## Instructions to follow
Every line below must be reproduced exactly. Copy them all.

(Saved entries)
★ ★ ★ ★

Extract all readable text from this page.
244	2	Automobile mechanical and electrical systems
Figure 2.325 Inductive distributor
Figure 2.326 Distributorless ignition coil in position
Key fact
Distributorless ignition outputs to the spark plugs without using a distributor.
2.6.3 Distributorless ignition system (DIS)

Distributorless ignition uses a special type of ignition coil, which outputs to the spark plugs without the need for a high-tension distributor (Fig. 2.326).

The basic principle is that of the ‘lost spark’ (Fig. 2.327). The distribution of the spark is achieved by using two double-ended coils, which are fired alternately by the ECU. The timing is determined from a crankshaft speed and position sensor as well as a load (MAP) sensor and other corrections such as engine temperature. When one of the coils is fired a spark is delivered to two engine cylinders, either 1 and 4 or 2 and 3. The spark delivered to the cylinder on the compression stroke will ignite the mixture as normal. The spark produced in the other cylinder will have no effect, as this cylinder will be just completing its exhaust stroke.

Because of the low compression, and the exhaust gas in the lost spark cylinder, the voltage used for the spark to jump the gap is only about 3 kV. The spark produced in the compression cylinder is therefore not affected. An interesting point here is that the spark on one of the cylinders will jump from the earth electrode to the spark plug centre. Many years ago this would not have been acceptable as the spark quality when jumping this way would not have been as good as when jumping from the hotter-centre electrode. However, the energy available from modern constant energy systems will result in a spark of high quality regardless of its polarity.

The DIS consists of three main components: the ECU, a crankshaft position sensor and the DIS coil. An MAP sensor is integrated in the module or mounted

★ ★ ★ ★

## Finished task
Extract all readable text from this page.
244	2	Automobile mechanical and electrical systems
Figure 2.325 Inductive distributor
Figure 2.326 Distributorless ignition coil in position
Key fact
Distributorless ignition outputs to the spark plugs without using a distributor.
2.6.3 Distributorless ignition system (DIS)

Distributorless ignition uses a special type of ignition coil, which outputs to the spark plugs without the need for a high-tension distributor (Fig. 2.326).

The basic principle is that of the ‘lost spark’ (Fig. 2.327). The distribution of the spark is achieved by using two double-ended coils, which are fired alternately by the ECU. The timing is determined from a crankshaft speed and position sensor as well as a load (MAP) sensor and other corrections such as engine temperature. When one of the coils is fired a spark is delivered to two engine cylinders, either 1 and 4 or 2 and 3. The spark delivered to the cylinder on the compression stroke will ignite the mixture as normal. The spark produced in the other cylinder will have no effect, as this cylinder will be just completing its exhaust stroke.

Because of the low compression, and the exhaust gas in the lost spark cylinder, the voltage used for the spark to jump the gap is only about 3 kV. The spark produced in the compression cylinder is therefore not affected. An interesting point here is that the spark on one of the cylinders will jump from the earth electrode to the spark plug centre. Many years ago this would not have been acceptable as the spark quality when jumping this way would not have been as good as when jumping from the hotter-centre electrode. However, the energy available from modern constant energy systems will result in a spark of high quality regardless of its polarity.

The DIS consists of three main components: the ECU, a crankshaft position sensor and the DIS coil. An MAP sensor is integrated in the module or mounted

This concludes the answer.